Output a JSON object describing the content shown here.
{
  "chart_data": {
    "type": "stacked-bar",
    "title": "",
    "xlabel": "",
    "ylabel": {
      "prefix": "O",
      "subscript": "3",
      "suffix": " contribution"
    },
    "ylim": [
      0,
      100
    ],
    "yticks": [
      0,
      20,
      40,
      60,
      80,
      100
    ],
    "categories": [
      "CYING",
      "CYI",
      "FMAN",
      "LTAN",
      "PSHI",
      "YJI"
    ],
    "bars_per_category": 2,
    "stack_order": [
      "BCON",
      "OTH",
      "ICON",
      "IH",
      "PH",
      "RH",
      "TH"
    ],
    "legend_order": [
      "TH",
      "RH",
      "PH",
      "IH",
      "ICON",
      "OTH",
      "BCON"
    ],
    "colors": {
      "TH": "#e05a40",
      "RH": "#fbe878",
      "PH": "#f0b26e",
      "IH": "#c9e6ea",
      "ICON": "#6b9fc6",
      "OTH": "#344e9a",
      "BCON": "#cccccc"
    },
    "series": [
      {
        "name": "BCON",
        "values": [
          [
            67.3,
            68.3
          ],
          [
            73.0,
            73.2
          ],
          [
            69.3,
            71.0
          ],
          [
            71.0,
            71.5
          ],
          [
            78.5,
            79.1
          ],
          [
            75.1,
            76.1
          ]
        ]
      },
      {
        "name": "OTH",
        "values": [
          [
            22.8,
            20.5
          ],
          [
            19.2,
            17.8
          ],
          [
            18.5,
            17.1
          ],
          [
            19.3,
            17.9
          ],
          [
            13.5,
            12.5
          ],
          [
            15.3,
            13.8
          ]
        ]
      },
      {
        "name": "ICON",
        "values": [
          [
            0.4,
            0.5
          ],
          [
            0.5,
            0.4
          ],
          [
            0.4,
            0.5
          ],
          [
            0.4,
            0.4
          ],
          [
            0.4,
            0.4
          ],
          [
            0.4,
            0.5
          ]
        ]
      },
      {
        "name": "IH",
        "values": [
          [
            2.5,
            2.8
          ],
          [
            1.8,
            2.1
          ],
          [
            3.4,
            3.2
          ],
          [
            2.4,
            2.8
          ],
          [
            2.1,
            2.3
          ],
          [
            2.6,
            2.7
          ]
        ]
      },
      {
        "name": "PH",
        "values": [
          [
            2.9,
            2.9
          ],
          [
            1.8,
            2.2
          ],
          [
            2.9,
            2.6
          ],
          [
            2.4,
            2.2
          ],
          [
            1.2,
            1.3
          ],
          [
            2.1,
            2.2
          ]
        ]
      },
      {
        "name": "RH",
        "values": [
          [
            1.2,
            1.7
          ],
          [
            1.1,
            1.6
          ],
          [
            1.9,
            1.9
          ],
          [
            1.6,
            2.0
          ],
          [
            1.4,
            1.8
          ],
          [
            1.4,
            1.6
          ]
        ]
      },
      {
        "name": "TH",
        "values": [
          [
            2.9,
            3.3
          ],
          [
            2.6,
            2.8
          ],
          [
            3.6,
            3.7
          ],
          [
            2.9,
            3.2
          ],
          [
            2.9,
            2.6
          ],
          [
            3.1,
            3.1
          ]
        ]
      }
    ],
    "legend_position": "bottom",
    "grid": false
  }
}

_WHAT YOU WILL DO_:
In the entries above, find each line with the word "name" and show it.

_TASK OUTPUT_:
        "name": "BCON",
        "name": "OTH",
        "name": "ICON",
        "name": "IH",
        "name": "PH",
        "name": "RH",
        "name": "TH",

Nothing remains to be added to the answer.